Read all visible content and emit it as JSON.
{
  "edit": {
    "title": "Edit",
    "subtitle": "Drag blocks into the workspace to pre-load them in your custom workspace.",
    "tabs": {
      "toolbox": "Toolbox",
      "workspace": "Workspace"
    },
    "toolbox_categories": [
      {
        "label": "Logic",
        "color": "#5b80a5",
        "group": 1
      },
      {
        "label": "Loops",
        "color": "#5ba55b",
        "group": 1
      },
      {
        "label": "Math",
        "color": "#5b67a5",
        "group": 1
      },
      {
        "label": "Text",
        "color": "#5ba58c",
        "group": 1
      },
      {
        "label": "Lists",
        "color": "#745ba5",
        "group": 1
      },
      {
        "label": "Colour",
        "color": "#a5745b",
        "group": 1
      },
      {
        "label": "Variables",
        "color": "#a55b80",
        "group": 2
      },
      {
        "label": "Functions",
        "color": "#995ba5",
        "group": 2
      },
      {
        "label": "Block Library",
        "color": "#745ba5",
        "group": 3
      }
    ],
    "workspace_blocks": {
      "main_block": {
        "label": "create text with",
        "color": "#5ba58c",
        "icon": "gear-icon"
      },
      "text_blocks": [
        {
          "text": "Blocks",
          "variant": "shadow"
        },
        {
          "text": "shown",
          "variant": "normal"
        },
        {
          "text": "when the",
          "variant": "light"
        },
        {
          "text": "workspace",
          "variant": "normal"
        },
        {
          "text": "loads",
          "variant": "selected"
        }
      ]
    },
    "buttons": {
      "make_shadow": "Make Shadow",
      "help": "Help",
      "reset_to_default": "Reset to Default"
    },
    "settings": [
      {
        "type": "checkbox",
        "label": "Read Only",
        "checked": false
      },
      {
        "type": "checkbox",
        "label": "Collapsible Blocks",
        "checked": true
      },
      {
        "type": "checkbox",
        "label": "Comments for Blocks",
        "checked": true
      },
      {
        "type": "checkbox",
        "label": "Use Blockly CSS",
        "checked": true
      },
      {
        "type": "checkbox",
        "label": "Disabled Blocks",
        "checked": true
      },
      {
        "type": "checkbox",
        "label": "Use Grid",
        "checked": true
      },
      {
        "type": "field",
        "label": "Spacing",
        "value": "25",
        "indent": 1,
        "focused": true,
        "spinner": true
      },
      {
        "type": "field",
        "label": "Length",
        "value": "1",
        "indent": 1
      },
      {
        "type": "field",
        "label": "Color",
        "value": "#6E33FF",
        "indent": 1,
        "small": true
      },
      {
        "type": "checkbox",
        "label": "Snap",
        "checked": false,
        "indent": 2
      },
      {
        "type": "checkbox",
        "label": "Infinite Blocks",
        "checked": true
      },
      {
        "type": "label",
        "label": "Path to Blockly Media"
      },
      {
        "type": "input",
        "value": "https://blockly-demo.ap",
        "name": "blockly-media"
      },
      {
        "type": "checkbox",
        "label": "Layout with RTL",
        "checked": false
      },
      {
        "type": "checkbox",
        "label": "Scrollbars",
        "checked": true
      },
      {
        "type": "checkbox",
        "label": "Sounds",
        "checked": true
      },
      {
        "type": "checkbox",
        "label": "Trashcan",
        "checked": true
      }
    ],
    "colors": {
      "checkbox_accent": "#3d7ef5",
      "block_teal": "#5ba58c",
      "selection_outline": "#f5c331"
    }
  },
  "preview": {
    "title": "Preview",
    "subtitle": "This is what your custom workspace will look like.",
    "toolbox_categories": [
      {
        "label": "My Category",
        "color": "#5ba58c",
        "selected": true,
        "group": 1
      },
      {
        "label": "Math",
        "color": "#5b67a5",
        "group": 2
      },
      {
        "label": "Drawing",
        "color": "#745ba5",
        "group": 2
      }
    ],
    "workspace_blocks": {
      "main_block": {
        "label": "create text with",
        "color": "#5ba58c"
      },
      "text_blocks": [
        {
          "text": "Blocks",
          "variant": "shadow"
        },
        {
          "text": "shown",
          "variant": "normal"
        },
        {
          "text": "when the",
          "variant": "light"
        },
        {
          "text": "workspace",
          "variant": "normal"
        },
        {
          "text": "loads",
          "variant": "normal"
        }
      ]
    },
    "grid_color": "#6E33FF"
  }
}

##############################

## Aim of the exercise
Write down every line of the data exactly as it appears above.

## Expected output
Read all visible content and emit it as JSON.
{
  "edit": {
    "title": "Edit",
    "subtitle": "Drag blocks into the workspace to pre-load them in your custom workspace.",
    "tabs": {
      "toolbox": "Toolbox",
      "workspace": "Workspace"
    },
    "toolbox_categories": [
      {
        "label": "Logic",
        "color": "#5b80a5",
        "group": 1
      },
      {
        "label": "Loops",
        "color": "#5ba55b",
        "group": 1
      },
      {
        "label": "Math",
        "color": "#5b67a5",
        "group": 1
      },
      {
        "label": "Text",
        "color": "#5ba58c",
        "group": 1
      },
      {
        "label": "Lists",
        "color": "#745ba5",
        "group": 1
      },
      {
        "label": "Colour",
        "color": "#a5745b",
        "group": 1
      },
      {
        "label": "Variables",
        "color": "#a55b80",
        "group": 2
      },
      {
        "label": "Functions",
        "color": "#995ba5",
        "group": 2
      },
      {
        "label": "Block Library",
        "color": "#745ba5",
        "group": 3
      }
    ],
    "workspace_blocks": {
      "main_block": {
        "label": "create text with",
        "color": "#5ba58c",
        "icon": "gear-icon"
      },
      "text_blocks": [
        {
          "text": "Blocks",
          "variant": "shadow"
        },
        {
          "text": "shown",
          "variant": "normal"
        },
        {
          "text": "when the",
          "variant": "light"
        },
        {
          "text": "workspace",
          "variant": "normal"
        },
        {
          "text": "loads",
          "variant": "selected"
        }
      ]
    },
    "buttons": {
      "make_shadow": "Make Shadow",
      "help": "Help",
      "reset_to_default": "Reset to Default"
    },
    "settings": [
      {
        "type": "checkbox",
        "label": "Read Only",
        "checked": false
      },
      {
        "type": "checkbox",
        "label": "Collapsible Blocks",
        "checked": true
      },
      {
        "type": "checkbox",
        "label": "Comments for Blocks",
        "checked": true
      },
      {
        "type": "checkbox",
        "label": "Use Blockly CSS",
        "checked": true
      },
      {
        "type": "checkbox",
        "label": "Disabled Blocks",
        "checked": true
      },
      {
        "type": "checkbox",
        "label": "Use Grid",
        "checked": true
      },
      {
        "type": "field",
        "label": "Spacing",
        "value": "25",
        "indent": 1,
        "focused": true,
        "spinner": true
      },
      {
        "type": "field",
        "label": "Length",
        "value": "1",
        "indent": 1
      },
      {
        "type": "field",
        "label": "Color",
        "value": "#6E33FF",
        "indent": 1,
        "small": true
      },
      {
        "type": "checkbox",
        "label": "Snap",
        "checked": false,
        "indent": 2
      },
      {
        "type": "checkbox",
        "label": "Infinite Blocks",
        "checked": true
      },
      {
        "type": "label",
        "label": "Path to Blockly Media"
      },
      {
        "type": "input",
        "value": "https://blockly-demo.ap",
        "name": "blockly-media"
      },
      {
        "type": "checkbox",
        "label": "Layout with RTL",
        "checked": false
      },
      {
        "type": "checkbox",
        "label": "Scrollbars",
        "checked": true
      },
      {
        "type": "checkbox",
        "label": "Sounds",
        "checked": true
      },
      {
        "type": "checkbox",
        "label": "Trashcan",
        "checked": true
      }
    ],
    "colors": {
      "checkbox_accent": "#3d7ef5",
      "block_teal": "#5ba58c",
      "selection_outline": "#f5c331"
    }
  },
  "preview": {
    "title": "Preview",
    "subtitle": "This is what your custom workspace will look like.",
    "toolbox_categories": [
      {
        "label": "My Category",
        "color": "#5ba58c",
        "selected": true,
        "group": 1
      },
      {
        "label": "Math",
        "color": "#5b67a5",
        "group": 2
      },
      {
        "label": "Drawing",
        "color": "#745ba5",
        "group": 2
      }
    ],
    "workspace_blocks": {
      "main_block": {
        "label": "create text with",
        "color": "#5ba58c"
      },
      "text_blocks": [
        {
          "text": "Blocks",
          "variant": "shadow"
        },
        {
          "text": "shown",
          "variant": "normal"
        },
        {
          "text": "when the",
          "variant": "light"
        },
        {
          "text": "workspace",
          "variant": "normal"
        },
        {
          "text": "loads",
          "variant": "normal"
        }
      ]
    },
    "grid_color": "#6E33FF"
  }
}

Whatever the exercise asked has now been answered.